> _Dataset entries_
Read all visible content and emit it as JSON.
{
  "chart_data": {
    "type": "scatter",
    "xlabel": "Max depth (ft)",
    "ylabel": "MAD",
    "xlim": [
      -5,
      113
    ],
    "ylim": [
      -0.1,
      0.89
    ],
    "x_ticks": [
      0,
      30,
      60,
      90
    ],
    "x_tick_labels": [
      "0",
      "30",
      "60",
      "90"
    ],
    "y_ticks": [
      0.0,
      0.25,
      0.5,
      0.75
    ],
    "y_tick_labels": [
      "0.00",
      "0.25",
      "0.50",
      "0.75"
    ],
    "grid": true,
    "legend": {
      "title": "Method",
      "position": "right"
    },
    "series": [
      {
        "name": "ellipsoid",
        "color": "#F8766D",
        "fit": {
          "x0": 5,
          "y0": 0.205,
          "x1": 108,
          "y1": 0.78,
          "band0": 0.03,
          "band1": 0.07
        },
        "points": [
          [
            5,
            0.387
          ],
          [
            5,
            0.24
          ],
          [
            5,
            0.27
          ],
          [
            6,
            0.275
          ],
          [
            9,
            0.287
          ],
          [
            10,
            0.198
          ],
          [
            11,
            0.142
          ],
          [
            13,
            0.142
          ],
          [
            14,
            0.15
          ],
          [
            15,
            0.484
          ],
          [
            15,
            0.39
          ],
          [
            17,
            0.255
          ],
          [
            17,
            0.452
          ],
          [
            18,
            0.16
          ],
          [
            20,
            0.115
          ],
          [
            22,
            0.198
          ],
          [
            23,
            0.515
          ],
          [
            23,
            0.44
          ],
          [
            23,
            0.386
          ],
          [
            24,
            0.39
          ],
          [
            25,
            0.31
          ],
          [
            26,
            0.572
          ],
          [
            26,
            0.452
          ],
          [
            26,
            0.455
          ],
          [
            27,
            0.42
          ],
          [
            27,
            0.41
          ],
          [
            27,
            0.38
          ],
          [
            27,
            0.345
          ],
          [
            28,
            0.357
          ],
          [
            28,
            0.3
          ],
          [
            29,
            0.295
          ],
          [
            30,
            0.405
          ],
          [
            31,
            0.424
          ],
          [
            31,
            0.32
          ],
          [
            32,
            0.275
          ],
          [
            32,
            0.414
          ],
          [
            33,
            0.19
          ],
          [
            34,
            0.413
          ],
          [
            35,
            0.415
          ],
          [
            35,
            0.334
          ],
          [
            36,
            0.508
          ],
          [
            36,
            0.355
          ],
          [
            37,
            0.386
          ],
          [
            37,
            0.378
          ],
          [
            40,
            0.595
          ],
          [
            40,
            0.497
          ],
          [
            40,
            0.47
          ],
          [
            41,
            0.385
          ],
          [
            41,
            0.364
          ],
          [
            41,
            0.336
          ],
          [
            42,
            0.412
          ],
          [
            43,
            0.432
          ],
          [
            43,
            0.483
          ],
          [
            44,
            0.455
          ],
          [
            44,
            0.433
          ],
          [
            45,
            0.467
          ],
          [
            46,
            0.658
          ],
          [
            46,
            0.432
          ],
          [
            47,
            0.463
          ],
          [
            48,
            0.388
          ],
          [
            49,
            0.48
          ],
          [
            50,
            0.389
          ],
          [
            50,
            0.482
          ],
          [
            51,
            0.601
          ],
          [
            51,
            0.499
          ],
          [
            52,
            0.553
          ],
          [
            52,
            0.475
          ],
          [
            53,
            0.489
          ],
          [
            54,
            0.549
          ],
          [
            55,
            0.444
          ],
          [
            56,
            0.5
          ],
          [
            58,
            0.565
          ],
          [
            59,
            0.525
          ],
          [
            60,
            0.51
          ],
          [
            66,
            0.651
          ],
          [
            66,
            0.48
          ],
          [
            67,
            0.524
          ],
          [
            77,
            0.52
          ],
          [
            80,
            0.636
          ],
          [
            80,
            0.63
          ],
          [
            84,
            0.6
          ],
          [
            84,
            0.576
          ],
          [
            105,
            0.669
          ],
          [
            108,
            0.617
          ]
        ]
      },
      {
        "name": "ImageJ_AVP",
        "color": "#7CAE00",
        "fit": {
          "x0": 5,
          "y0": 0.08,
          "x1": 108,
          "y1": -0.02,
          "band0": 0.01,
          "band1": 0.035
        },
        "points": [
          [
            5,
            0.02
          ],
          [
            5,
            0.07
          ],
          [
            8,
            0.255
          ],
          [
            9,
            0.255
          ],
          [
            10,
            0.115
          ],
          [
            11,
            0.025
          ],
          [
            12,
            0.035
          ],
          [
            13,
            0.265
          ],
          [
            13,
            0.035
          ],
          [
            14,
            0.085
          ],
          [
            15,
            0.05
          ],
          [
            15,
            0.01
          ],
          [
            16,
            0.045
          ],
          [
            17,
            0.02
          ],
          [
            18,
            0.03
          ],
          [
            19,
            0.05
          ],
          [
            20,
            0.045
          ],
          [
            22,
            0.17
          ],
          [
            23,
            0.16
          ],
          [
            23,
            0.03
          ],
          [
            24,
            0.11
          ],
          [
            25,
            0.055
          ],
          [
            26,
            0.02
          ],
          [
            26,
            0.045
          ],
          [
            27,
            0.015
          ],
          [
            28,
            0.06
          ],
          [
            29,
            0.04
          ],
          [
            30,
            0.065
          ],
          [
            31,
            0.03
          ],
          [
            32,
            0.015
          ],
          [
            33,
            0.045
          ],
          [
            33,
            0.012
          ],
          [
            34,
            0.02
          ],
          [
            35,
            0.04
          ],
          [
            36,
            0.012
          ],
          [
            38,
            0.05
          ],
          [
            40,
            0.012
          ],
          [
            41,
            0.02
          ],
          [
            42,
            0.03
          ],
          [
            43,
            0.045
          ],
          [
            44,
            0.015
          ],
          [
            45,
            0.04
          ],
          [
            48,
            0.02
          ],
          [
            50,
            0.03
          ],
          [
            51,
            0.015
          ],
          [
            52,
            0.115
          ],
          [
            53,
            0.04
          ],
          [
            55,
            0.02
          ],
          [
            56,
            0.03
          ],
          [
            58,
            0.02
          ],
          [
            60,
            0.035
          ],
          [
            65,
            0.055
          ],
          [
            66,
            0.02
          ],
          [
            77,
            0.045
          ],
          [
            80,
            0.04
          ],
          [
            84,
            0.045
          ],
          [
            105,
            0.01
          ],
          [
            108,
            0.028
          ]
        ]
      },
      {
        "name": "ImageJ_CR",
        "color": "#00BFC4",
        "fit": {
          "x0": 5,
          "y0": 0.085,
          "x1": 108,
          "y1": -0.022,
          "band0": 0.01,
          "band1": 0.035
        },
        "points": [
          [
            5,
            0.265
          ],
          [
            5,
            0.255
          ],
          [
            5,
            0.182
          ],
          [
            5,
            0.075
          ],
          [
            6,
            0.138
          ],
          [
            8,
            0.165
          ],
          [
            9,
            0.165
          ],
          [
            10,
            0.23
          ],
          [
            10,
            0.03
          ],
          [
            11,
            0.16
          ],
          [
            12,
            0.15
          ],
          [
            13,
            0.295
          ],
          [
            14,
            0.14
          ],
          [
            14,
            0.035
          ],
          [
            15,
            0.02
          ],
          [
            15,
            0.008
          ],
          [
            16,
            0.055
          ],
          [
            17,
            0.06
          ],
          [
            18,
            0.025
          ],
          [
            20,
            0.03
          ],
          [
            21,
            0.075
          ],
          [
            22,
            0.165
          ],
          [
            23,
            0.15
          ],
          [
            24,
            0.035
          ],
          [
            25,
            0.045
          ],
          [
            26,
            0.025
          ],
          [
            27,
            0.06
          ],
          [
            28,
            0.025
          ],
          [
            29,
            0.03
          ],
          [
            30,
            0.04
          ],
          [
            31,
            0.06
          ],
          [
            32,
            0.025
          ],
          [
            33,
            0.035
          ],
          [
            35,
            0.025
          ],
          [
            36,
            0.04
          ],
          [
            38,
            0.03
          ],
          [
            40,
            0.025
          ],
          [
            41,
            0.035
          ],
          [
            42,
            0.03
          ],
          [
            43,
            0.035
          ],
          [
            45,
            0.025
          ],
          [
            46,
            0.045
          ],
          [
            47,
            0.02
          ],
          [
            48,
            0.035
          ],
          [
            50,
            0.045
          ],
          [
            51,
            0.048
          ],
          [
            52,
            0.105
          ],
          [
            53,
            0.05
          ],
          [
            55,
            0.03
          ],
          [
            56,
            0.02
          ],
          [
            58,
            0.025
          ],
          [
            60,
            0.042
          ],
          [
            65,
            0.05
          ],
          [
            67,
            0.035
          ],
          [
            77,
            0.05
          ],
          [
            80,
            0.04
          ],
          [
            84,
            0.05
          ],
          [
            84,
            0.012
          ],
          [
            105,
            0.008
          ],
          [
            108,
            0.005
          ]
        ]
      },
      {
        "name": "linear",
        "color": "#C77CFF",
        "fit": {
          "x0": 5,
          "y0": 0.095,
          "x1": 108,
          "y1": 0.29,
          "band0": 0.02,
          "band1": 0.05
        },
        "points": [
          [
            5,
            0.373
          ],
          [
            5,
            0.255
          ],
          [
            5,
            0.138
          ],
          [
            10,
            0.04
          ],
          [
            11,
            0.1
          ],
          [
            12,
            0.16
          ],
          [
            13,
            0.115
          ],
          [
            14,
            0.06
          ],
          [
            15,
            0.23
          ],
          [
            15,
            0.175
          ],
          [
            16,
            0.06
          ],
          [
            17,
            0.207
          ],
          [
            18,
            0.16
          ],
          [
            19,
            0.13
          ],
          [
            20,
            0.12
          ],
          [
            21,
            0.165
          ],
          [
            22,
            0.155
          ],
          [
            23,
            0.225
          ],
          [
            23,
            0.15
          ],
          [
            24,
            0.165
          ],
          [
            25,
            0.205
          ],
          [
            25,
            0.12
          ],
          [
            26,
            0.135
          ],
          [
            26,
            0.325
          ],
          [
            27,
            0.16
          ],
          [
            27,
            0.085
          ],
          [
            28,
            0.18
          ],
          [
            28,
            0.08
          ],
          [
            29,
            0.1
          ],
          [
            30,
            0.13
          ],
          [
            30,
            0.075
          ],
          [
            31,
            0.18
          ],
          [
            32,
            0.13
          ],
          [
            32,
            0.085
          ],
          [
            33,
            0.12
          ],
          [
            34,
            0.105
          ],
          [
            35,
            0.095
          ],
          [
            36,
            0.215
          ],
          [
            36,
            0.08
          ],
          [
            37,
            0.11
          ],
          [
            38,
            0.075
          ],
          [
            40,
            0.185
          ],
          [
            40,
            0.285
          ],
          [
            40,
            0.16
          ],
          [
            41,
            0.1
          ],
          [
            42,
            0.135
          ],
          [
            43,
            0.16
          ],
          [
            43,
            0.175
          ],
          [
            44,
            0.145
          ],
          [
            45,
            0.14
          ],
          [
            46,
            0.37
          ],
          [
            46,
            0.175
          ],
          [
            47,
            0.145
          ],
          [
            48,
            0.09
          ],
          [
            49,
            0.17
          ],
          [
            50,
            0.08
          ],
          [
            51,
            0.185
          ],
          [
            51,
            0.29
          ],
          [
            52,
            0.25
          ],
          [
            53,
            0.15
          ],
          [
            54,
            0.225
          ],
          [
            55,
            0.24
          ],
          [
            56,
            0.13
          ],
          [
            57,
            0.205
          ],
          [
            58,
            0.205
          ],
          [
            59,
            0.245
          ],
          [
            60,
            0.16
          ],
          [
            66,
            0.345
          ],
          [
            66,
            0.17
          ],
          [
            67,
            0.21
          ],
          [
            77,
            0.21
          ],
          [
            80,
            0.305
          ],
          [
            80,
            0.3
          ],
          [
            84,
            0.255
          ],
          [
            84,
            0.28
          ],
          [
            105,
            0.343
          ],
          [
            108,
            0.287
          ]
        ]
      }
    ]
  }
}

> _The exercise_
Search the data for the string "color" and copy each line where it appears.

> _Result of this task_
        "color": "#F8766D",
        "color": "#7CAE00",
        "color": "#00BFC4",
        "color": "#C77CFF",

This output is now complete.